[RAW DATA]
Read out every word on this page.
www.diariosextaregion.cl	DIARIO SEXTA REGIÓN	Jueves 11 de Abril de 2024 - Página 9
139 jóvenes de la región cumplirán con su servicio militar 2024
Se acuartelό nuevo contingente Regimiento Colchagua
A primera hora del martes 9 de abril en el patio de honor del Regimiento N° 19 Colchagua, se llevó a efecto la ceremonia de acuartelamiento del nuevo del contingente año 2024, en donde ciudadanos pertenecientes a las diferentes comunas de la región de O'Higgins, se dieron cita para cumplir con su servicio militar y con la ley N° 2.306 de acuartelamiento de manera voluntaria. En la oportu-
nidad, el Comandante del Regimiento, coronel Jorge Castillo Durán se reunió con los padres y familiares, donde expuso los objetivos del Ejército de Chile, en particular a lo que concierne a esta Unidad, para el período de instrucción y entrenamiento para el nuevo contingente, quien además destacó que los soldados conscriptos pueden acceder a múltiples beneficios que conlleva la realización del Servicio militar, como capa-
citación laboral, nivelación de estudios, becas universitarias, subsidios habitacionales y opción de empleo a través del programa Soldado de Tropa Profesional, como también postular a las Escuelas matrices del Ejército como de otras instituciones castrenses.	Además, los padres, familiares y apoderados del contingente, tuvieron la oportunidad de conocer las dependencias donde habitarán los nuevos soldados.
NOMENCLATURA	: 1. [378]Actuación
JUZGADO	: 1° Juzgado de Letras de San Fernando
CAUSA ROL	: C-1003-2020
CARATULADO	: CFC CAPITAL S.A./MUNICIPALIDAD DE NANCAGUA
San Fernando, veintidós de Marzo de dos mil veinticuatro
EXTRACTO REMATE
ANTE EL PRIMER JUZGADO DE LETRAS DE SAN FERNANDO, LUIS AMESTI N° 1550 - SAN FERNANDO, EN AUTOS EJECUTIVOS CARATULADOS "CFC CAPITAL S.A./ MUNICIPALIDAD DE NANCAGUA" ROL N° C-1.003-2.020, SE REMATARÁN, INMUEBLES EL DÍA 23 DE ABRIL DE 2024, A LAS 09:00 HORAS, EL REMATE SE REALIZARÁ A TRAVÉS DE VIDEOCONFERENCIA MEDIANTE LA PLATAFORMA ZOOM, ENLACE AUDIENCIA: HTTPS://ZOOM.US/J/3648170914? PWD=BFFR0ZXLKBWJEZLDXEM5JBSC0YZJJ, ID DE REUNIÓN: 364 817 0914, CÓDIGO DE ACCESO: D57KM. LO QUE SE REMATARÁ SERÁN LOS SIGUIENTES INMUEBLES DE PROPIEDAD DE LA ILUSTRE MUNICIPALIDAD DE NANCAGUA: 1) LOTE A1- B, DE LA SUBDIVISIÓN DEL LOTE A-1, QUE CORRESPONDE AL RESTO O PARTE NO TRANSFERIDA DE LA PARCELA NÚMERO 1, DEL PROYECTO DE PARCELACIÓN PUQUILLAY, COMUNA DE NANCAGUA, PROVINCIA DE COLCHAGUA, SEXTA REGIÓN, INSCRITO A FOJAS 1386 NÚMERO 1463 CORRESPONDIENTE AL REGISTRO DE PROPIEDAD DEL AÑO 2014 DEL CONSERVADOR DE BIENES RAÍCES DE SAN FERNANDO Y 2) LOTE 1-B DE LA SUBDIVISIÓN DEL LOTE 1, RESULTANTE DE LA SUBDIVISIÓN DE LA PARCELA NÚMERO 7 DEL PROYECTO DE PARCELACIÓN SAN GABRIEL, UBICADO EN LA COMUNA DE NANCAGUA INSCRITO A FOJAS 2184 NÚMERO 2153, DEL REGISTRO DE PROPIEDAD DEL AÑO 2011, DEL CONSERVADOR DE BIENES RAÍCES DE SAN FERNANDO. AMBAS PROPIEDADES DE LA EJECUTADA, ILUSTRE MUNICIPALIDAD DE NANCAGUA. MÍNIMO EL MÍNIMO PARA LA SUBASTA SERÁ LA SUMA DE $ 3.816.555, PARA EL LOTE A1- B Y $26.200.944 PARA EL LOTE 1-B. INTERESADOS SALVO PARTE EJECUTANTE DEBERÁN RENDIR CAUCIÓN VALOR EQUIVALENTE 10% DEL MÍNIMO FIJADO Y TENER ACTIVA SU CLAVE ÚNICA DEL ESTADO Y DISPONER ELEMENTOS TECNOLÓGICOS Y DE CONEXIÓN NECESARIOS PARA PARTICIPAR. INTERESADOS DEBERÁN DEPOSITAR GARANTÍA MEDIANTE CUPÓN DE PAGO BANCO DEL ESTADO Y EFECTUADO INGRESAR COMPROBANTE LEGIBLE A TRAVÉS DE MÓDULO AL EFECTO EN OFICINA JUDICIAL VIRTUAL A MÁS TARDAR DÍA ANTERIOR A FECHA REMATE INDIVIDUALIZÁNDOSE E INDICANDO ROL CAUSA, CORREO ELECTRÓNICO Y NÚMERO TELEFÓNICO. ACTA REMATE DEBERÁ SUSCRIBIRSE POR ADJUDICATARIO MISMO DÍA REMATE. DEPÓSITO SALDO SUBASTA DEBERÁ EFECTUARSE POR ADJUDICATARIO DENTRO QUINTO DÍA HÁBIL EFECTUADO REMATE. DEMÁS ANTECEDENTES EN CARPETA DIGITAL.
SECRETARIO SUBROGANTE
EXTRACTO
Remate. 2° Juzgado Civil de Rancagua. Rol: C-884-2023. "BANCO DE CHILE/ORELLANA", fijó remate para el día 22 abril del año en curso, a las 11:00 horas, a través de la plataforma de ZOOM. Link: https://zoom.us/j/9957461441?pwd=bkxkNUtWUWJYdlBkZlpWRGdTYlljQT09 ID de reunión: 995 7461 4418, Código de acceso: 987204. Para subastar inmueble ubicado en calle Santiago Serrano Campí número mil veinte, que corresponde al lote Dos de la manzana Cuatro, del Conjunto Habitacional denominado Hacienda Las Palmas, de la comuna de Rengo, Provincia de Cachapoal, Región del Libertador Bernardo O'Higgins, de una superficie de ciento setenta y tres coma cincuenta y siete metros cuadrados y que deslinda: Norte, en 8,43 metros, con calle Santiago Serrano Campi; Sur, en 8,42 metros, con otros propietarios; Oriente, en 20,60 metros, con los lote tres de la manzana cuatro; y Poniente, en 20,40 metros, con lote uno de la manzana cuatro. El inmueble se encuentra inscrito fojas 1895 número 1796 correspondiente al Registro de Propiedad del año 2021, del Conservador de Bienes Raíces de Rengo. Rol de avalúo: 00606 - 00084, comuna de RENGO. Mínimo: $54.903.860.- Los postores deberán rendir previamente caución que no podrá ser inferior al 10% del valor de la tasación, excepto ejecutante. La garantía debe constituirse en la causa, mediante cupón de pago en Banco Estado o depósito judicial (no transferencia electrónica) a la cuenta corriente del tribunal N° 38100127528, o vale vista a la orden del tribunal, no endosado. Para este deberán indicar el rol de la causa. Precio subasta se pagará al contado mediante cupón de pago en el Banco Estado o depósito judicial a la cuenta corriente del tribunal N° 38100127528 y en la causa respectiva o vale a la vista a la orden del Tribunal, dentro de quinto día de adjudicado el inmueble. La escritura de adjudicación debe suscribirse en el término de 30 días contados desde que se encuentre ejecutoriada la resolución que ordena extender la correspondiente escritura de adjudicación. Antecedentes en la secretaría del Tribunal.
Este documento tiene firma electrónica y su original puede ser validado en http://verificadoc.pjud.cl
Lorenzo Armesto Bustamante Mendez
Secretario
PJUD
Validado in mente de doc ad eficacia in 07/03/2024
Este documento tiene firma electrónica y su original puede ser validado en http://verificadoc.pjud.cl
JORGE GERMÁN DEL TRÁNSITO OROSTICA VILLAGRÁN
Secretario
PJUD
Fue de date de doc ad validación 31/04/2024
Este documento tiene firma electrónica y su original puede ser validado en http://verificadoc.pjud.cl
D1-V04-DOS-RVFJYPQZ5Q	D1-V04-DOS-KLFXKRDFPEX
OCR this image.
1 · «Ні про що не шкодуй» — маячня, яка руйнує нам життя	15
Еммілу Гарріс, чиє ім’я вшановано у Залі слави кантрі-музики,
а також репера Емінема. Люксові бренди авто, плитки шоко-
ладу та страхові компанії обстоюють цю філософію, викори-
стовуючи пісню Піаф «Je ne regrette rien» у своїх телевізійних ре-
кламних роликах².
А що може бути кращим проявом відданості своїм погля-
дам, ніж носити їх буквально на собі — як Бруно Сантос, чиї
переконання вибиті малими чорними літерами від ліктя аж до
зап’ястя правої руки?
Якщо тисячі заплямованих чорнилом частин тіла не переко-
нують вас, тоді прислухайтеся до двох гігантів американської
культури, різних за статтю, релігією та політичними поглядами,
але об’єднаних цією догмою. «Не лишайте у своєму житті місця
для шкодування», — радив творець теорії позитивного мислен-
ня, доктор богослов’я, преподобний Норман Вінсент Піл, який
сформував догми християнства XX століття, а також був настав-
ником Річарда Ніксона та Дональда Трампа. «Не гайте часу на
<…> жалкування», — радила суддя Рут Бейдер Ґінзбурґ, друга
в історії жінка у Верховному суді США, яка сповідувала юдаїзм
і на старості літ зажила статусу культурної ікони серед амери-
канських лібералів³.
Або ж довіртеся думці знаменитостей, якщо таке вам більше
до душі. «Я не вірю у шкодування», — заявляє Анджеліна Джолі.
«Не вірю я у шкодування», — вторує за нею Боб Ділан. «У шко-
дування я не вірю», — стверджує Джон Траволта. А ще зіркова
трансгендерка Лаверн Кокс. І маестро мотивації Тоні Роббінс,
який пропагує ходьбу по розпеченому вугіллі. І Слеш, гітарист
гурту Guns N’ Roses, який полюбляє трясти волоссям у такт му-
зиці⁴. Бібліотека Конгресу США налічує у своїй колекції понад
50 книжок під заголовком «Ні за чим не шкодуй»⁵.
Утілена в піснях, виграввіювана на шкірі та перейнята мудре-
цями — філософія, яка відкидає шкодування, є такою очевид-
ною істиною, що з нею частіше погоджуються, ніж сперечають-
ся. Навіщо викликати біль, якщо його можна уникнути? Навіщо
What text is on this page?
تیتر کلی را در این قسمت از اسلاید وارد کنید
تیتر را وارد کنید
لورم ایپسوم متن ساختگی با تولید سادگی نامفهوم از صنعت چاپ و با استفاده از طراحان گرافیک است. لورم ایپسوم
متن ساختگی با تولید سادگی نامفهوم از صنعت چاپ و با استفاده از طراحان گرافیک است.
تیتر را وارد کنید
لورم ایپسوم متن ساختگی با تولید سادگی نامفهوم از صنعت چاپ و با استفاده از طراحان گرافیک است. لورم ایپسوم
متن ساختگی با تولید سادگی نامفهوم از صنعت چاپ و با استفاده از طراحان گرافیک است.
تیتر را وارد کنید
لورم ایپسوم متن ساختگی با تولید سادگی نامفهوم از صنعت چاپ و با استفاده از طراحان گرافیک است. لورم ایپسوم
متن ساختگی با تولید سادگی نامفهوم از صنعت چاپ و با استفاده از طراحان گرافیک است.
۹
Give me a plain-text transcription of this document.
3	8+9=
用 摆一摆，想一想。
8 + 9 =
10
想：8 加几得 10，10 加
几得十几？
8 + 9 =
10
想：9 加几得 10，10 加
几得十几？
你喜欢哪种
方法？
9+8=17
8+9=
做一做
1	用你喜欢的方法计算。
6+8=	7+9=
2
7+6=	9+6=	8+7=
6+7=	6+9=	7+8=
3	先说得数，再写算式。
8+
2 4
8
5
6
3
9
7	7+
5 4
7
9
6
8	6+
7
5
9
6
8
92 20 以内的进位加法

[WHAT YOU WILL DO] Pull every line holding "donde" out of the records.

[THE OUTPUT]
A primera hora del martes 9 de abril en el patio de honor del Regimiento N° 19 Colchagua, se llevó a efecto la ceremonia de acuartelamiento del nuevo del contingente año 2024, en donde ciudadanos pertenecientes a las diferentes comunas de la región de O'Higgins, se dieron cita para cumplir con su servicio militar y con la ley N° 2.306 de acuartelamiento de manera voluntaria. En la oportu-
nidad, el Comandante del Regimiento, coronel Jorge Castillo Durán se reunió con los padres y familiares, donde expuso los objetivos del Ejército de Chile, en particular a lo que concierne a esta Unidad, para el período de instrucción y entrenamiento para el nuevo contingente, quien además destacó que los soldados conscriptos pueden acceder a múltiples beneficios que conlleva la realización del Servicio militar, como capa-
citación laboral, nivelación de estudios, becas universitarias, subsidios habitacionales y opción de empleo a través del programa Soldado de Tropa Profesional, como también postular a las Escuelas matrices del Ejército como de otras instituciones castrenses.	Además, los padres, familiares y apoderados del contingente, tuvieron la oportunidad de conocer las dependencias donde habitarán los nuevos soldados.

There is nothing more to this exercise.